------ SUPPLIED DATA ------
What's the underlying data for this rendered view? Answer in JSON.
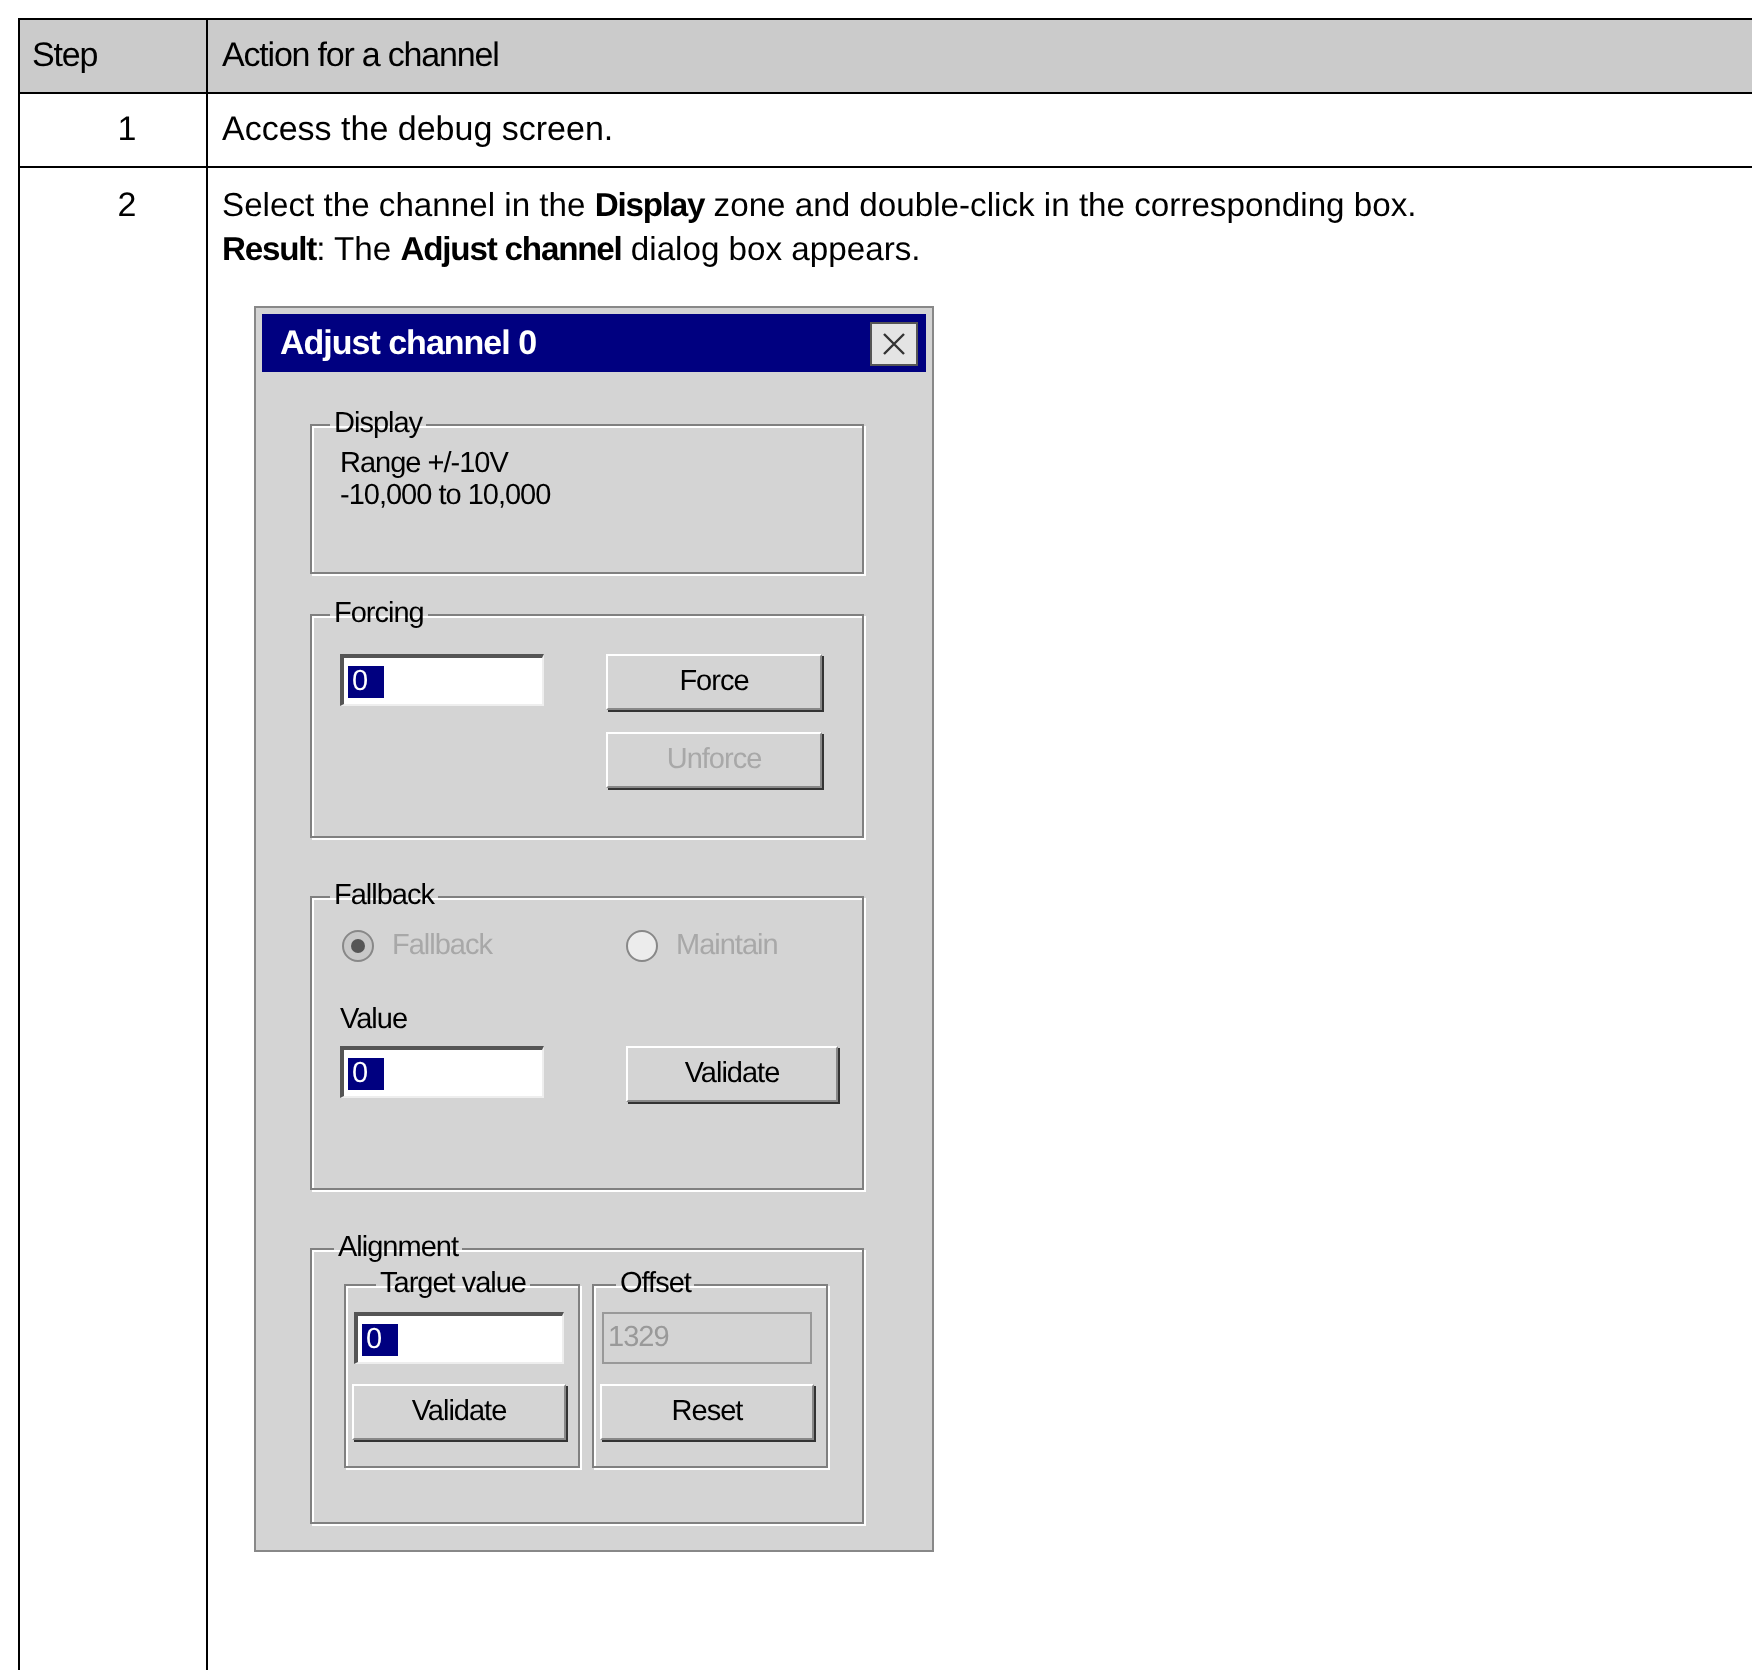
{
  "table": {
    "columns": [
      "Step",
      "Action for a channel"
    ],
    "rows": [
      {
        "step": "1",
        "action": "Access the debug screen."
      },
      {
        "step": "2",
        "action": "Select the channel in the **Display** zone and double-click in the corresponding box.",
        "result": "**Result**: The **Adjust channel** dialog box appears.",
        "dialog": {
          "title": "Adjust channel 0",
          "display": {
            "label": "Display",
            "lines": [
              "Range +/-10V",
              "-10,000 to 10,000"
            ]
          },
          "forcing": {
            "label": "Forcing",
            "field": {
              "value": "0",
              "highlighted": true,
              "disabled": false
            },
            "buttons": [
              {
                "label": "Force",
                "disabled": false
              },
              {
                "label": "Unforce",
                "disabled": true
              }
            ]
          },
          "fallback": {
            "label": "Fallback",
            "radios": [
              {
                "label": "Fallback",
                "selected": true,
                "disabled": true
              },
              {
                "label": "Maintain",
                "selected": false,
                "disabled": true
              }
            ],
            "value_label": "Value",
            "field": {
              "value": "0",
              "highlighted": true,
              "disabled": false
            },
            "button": {
              "label": "Validate",
              "disabled": false
            }
          },
          "alignment": {
            "label": "Alignment",
            "target": {
              "label": "Target value",
              "field": {
                "value": "0",
                "highlighted": true,
                "disabled": false
              },
              "button": {
                "label": "Validate",
                "disabled": false
              }
            },
            "offset": {
              "label": "Offset",
              "field": {
                "value": "1329",
                "highlighted": false,
                "disabled": true
              },
              "button": {
                "label": "Reset",
                "disabled": false
              }
            }
          }
        }
      }
    ]
  }
}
------
*TASK TO COMPLETE:* Locate and copy each line in the data above that includes the word "Adjust".

*WRITTEN ANSWER:*
        "result": "**Result**: The **Adjust channel** dialog box appears.",
          "title": "Adjust channel 0",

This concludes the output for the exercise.